REQUEST: Omit every picture while repeating the entries exactly.

* BEGIN *

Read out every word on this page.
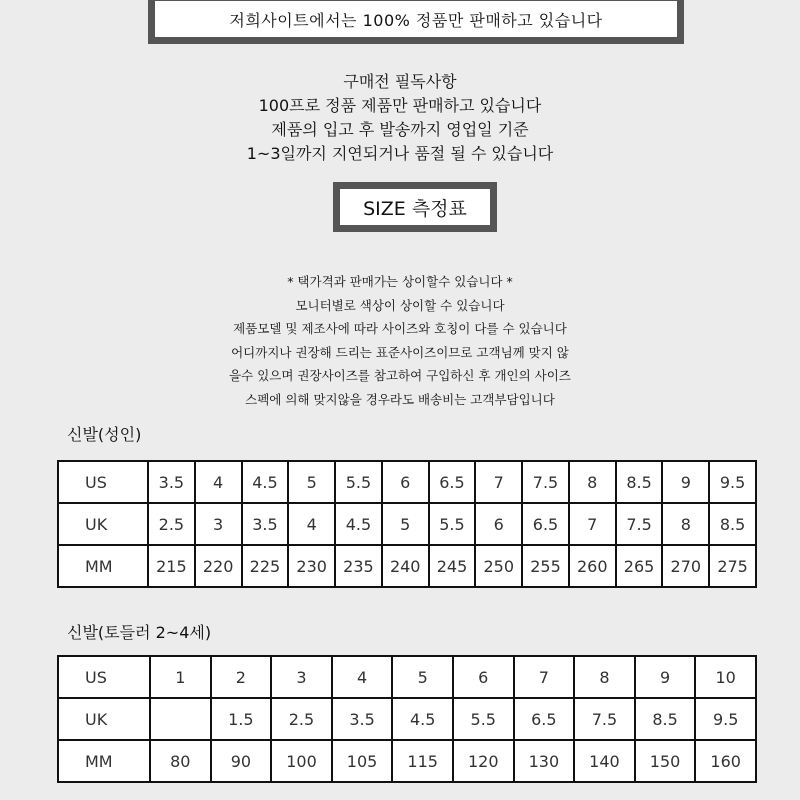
저희사이트에서는 100% 정품만 판매하고 있습니다
구매전 필독사항
100프로 정품 제품만 판매하고 있습니다
제품의 입고 후 발송까지 영업일 기준
1~3일까지 지연되거나 품절 될 수 있습니다
SIZE 측정표
* 택가격과 판매가는 상이할수 있습니다 *
모니터별로 색상이 상이할 수 있습니다
제품모델 및 제조사에 따라 사이즈와 호칭이 다를 수 있습니다
어디까지나 권장해 드리는 표준사이즈이므로 고객님께 맞지 않
을수 있으며 권장사이즈를 참고하여 구입하신 후 개인의 사이즈
스펙에 의해 맞지않을 경우라도 배송비는 고객부담입니다
신발(성인)
US	3.5	4	4.5	5	5.5	6	6.5	7	7.5	8	8.5	9	9.5
UK	2.5	3	3.5	4	4.5	5	5.5	6	6.5	7	7.5	8	8.5
MM	215	220	225	230	235	240	245	250	255	260	265	270	275
신발(토들러 2~4세)
US	1	2	3	4	5	6	7	8	9	10
UK		1.5	2.5	3.5	4.5	5.5	6.5	7.5	8.5	9.5
MM	80	90	100	105	115	120	130	140	150	160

* END *

ANSWER BELOW:
Read out every word on this page.
저희사이트에서는 100% 정품만 판매하고 있습니다
구매전 필독사항
100프로 정품 제품만 판매하고 있습니다
제품의 입고 후 발송까지 영업일 기준
1~3일까지 지연되거나 품절 될 수 있습니다
SIZE 측정표
* 택가격과 판매가는 상이할수 있습니다 *
모니터별로 색상이 상이할 수 있습니다
제품모델 및 제조사에 따라 사이즈와 호칭이 다를 수 있습니다
어디까지나 권장해 드리는 표준사이즈이므로 고객님께 맞지 않
을수 있으며 권장사이즈를 참고하여 구입하신 후 개인의 사이즈
스펙에 의해 맞지않을 경우라도 배송비는 고객부담입니다
신발(성인)
US	3.5	4	4.5	5	5.5	6	6.5	7	7.5	8	8.5	9	9.5
UK	2.5	3	3.5	4	4.5	5	5.5	6	6.5	7	7.5	8	8.5
MM	215	220	225	230	235	240	245	250	255	260	265	270	275
신발(토들러 2~4세)
US	1	2	3	4	5	6	7	8	9	10
UK		1.5	2.5	3.5	4.5	5.5	6.5	7.5	8.5	9.5
MM	80	90	100	105	115	120	130	140	150	160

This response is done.